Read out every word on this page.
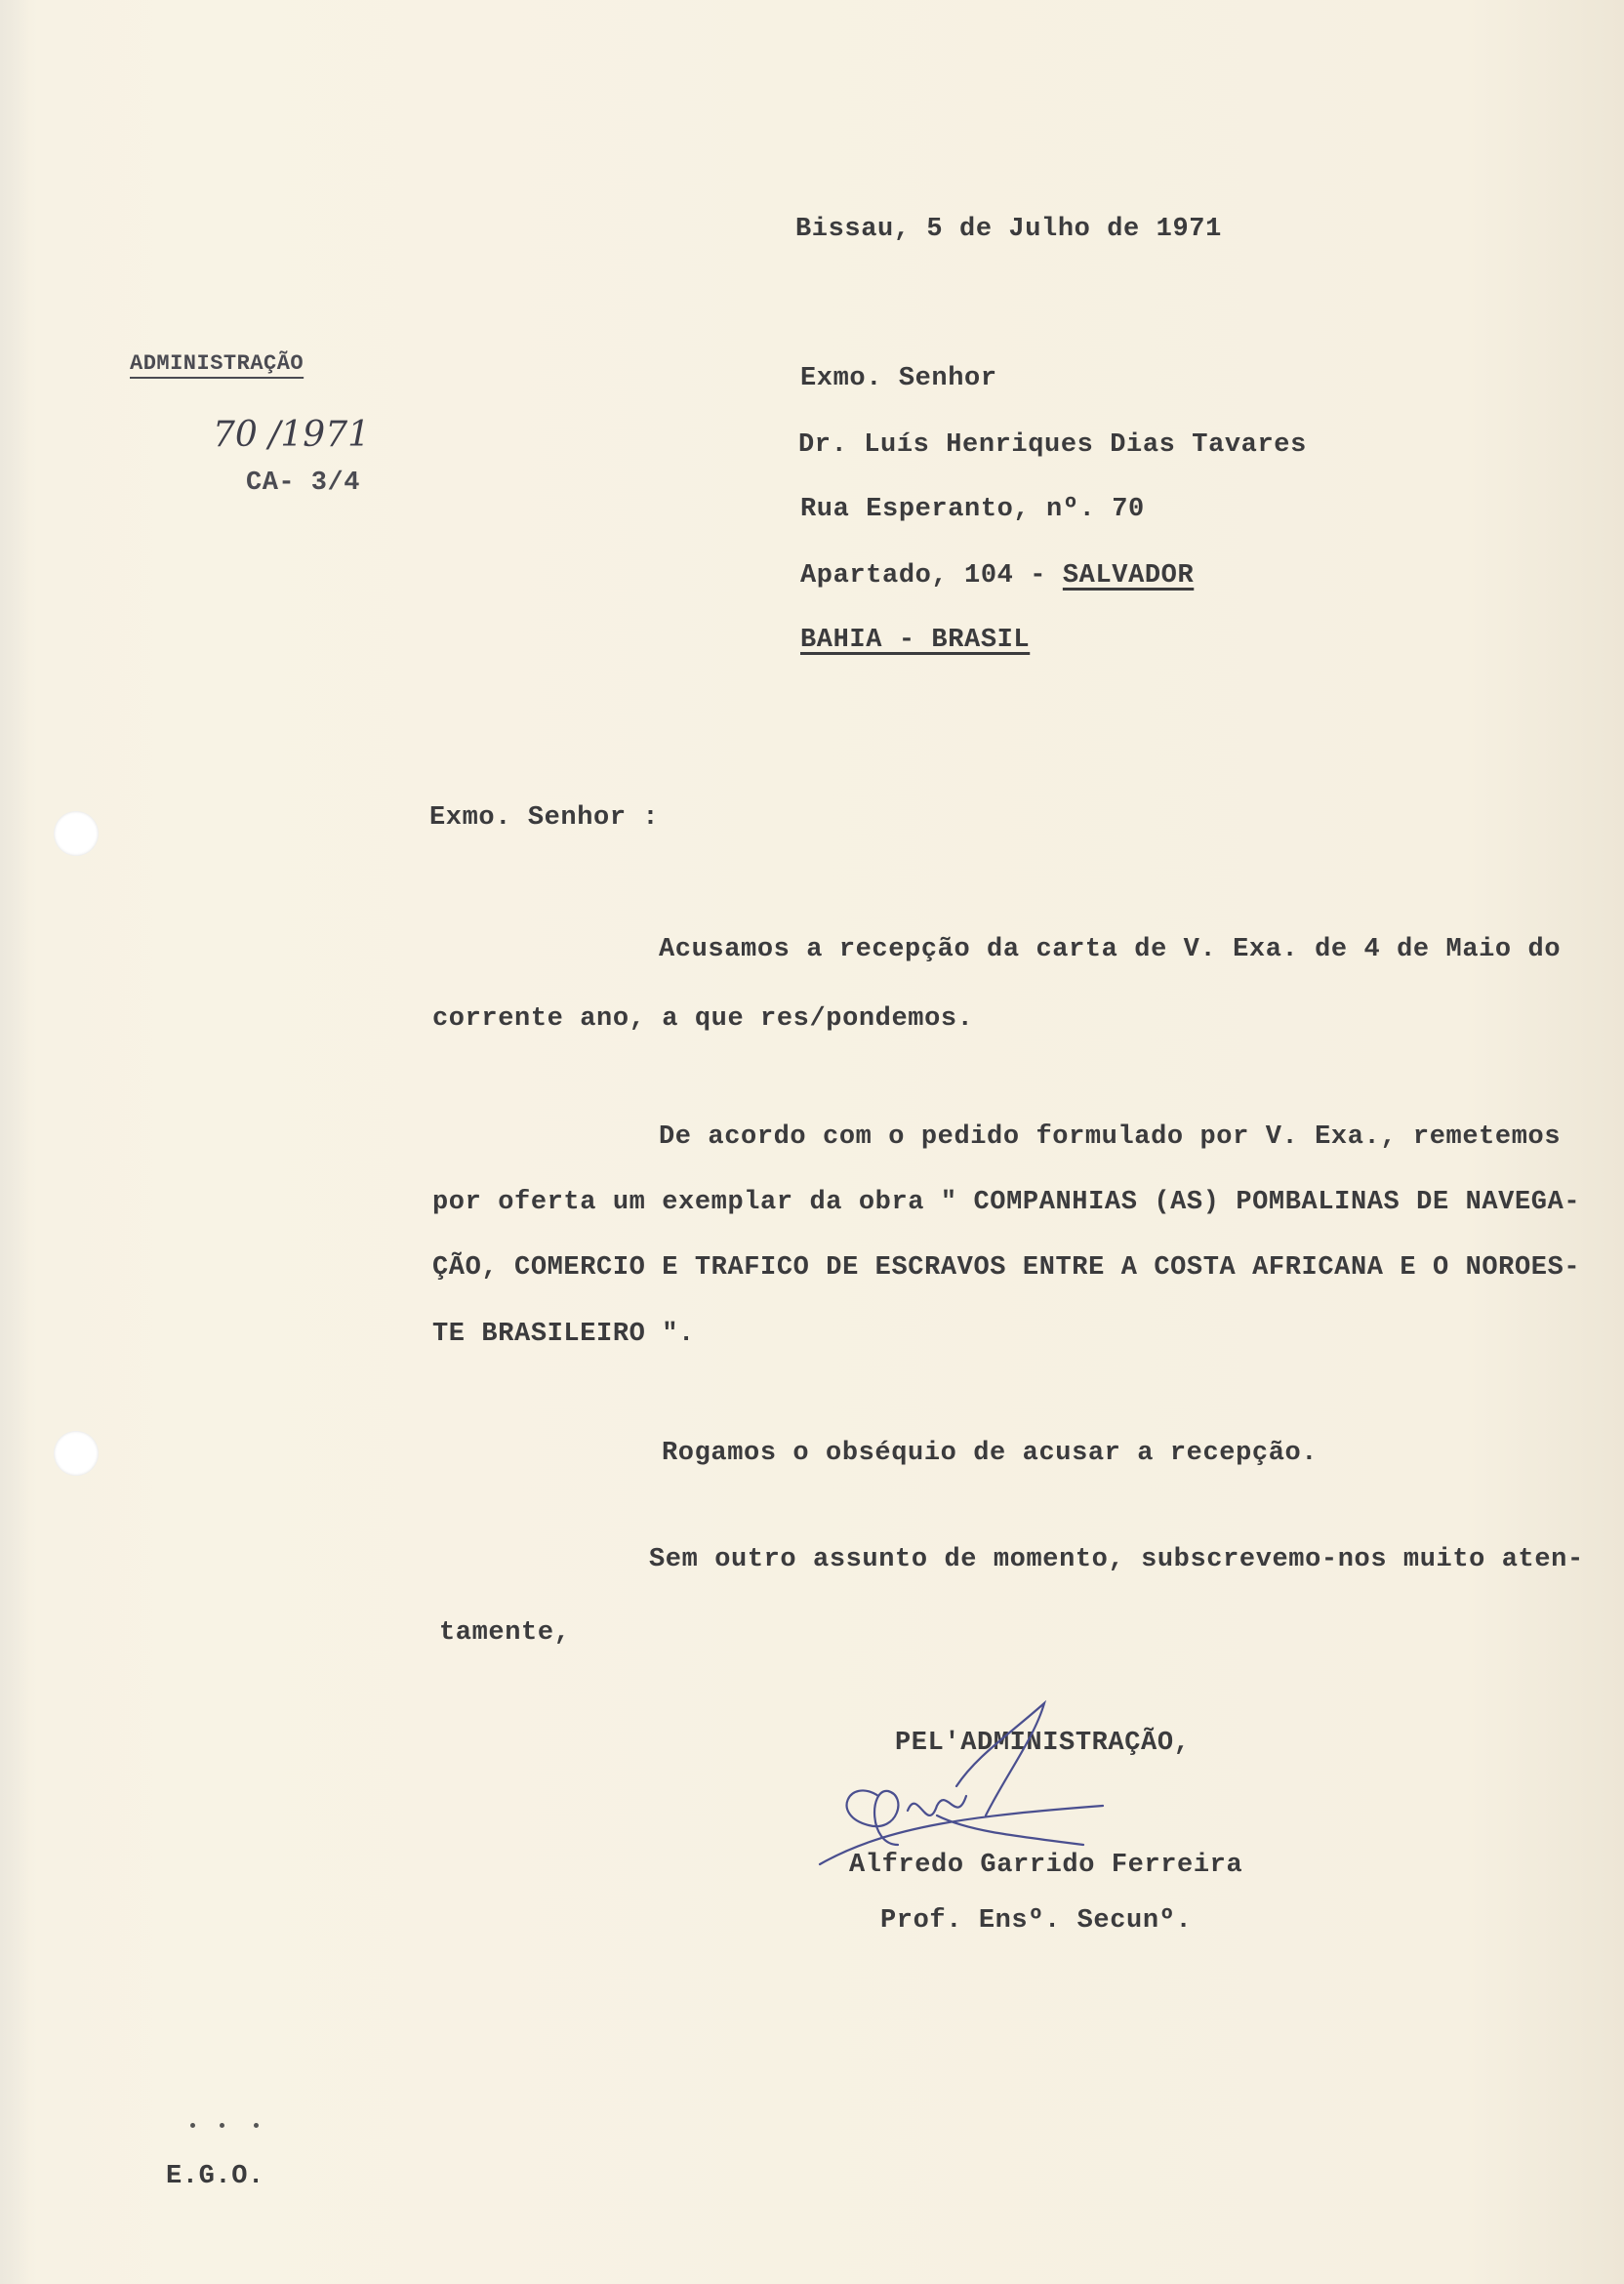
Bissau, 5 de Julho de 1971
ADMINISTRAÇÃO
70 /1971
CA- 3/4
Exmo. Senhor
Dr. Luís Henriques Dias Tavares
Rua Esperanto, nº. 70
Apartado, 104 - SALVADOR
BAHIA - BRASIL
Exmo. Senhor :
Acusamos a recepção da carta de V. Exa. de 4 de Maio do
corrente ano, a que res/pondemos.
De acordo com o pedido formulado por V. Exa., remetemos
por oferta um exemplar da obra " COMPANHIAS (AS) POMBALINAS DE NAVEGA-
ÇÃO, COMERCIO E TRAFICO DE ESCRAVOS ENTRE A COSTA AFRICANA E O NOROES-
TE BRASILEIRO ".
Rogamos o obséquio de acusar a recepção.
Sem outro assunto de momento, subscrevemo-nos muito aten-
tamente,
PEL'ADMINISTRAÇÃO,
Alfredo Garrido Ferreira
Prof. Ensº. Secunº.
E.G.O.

* Exercise
Set the data above down again exactly as given, with no pictures.

* Result for this task
Read out every word on this page.
Bissau, 5 de Julho de 1971
ADMINISTRAÇÃO
70 /1971
CA- 3/4
Exmo. Senhor
Dr. Luís Henriques Dias Tavares
Rua Esperanto, nº. 70
Apartado, 104 - SALVADOR
BAHIA - BRASIL
Exmo. Senhor :
Acusamos a recepção da carta de V. Exa. de 4 de Maio do
corrente ano, a que res/pondemos.
De acordo com o pedido formulado por V. Exa., remetemos
por oferta um exemplar da obra " COMPANHIAS (AS) POMBALINAS DE NAVEGA-
ÇÃO, COMERCIO E TRAFICO DE ESCRAVOS ENTRE A COSTA AFRICANA E O NOROES-
TE BRASILEIRO ".
Rogamos o obséquio de acusar a recepção.
Sem outro assunto de momento, subscrevemo-nos muito aten-
tamente,
PEL'ADMINISTRAÇÃO,
Alfredo Garrido Ferreira
Prof. Ensº. Secunº.
E.G.O.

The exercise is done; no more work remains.